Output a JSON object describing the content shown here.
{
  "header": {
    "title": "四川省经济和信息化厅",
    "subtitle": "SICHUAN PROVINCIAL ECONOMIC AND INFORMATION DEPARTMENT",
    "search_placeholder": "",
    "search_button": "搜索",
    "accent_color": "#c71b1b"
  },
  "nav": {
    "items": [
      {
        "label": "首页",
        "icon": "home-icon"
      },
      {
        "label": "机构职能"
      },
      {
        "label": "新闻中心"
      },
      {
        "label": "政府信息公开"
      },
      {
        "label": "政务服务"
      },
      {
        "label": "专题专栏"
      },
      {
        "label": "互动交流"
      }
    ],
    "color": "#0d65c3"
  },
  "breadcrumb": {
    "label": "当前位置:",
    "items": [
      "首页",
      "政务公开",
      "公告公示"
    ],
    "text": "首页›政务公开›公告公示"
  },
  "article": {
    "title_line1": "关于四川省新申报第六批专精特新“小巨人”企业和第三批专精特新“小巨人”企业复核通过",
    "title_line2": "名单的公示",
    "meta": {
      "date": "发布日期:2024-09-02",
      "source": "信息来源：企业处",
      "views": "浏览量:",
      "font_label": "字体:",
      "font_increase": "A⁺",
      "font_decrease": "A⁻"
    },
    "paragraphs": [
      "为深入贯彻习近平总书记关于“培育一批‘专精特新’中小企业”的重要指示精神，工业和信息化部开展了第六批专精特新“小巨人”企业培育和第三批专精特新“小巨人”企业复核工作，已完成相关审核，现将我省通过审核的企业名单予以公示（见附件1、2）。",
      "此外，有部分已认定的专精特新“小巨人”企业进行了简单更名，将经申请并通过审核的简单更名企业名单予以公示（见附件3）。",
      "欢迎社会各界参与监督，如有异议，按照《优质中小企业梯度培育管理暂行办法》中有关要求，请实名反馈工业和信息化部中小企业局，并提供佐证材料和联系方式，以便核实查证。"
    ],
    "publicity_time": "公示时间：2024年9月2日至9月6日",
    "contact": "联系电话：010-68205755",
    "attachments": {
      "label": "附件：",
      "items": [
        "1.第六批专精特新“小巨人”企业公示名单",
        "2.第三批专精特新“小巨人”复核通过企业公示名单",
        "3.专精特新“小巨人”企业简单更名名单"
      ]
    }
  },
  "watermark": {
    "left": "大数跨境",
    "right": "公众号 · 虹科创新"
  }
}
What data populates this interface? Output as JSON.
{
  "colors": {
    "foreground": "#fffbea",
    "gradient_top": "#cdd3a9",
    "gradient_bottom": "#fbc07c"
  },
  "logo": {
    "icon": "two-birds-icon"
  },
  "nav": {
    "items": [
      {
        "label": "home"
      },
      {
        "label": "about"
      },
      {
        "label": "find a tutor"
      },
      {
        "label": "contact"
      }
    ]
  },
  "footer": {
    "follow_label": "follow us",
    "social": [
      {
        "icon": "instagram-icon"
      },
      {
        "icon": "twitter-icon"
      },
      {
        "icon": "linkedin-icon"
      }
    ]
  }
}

☆ ☆ ☆ ☆

# [WHAT YOU HAVE TO DO]
Give back, exactly as written, the lines from the one with "What data populates" to the last line.

# [RESULT OF THIS EXERCISE]
What data populates this interface? Output as JSON.
{
  "colors": {
    "foreground": "#fffbea",
    "gradient_top": "#cdd3a9",
    "gradient_bottom": "#fbc07c"
  },
  "logo": {
    "icon": "two-birds-icon"
  },
  "nav": {
    "items": [
      {
        "label": "home"
      },
      {
        "label": "about"
      },
      {
        "label": "find a tutor"
      },
      {
        "label": "contact"
      }
    ]
  },
  "footer": {
    "follow_label": "follow us",
    "social": [
      {
        "icon": "instagram-icon"
      },
      {
        "icon": "twitter-icon"
      },
      {
        "icon": "linkedin-icon"
      }
    ]
  }
}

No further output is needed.